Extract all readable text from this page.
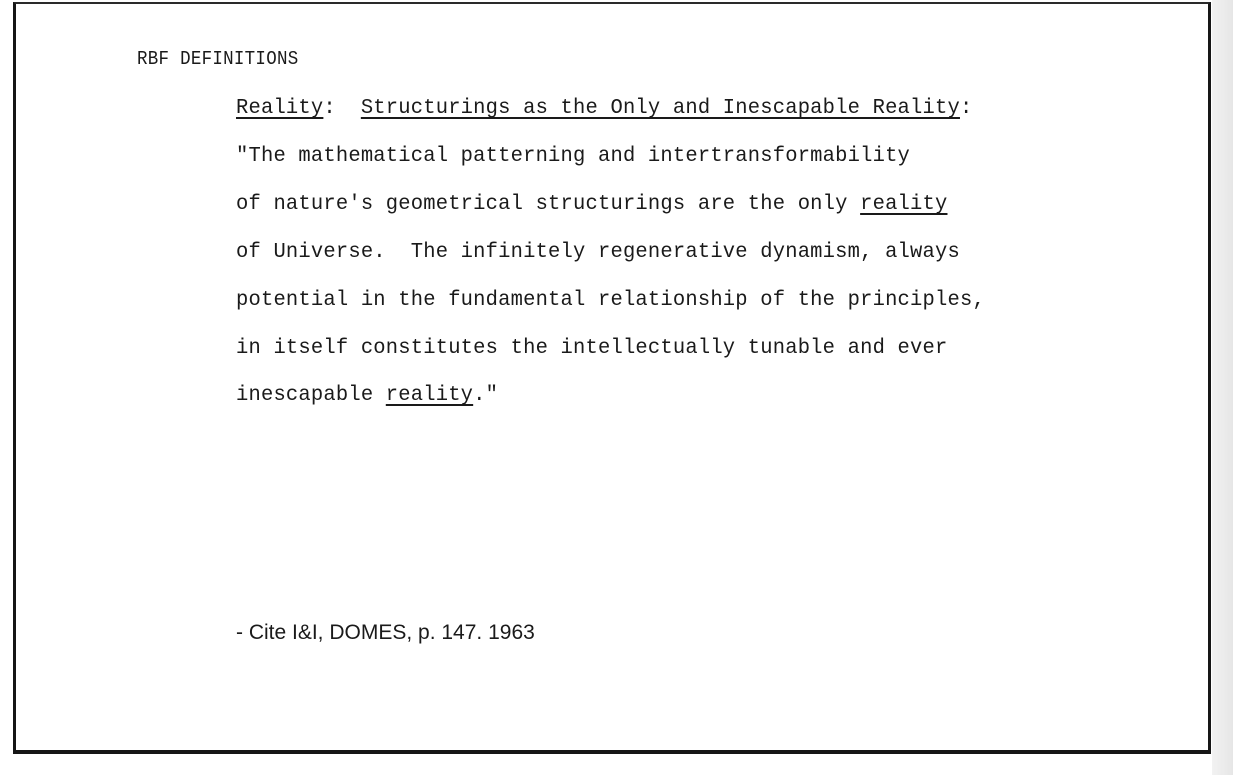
RBF DEFINITIONS
Reality:  Structurings as the Only and Inescapable Reality:
"The mathematical patterning and intertransformability
of nature's geometrical structurings are the only reality
of Universe.  The infinitely regenerative dynamism, always
potential in the fundamental relationship of the principles,
in itself constitutes the intellectually tunable and ever
inescapable reality."
- Cite I&I, DOMES, p. 147. 1963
-------
[To be done]
Return the full material word for word. Do not include the pictures.

[Expected output]
Extract all readable text from this page.
RBF DEFINITIONS
Reality:  Structurings as the Only and Inescapable Reality:
"The mathematical patterning and intertransformability
of nature's geometrical structurings are the only reality
of Universe.  The infinitely regenerative dynamism, always
potential in the fundamental relationship of the principles,
in itself constitutes the intellectually tunable and ever
inescapable reality."
- Cite I&I, DOMES, p. 147. 1963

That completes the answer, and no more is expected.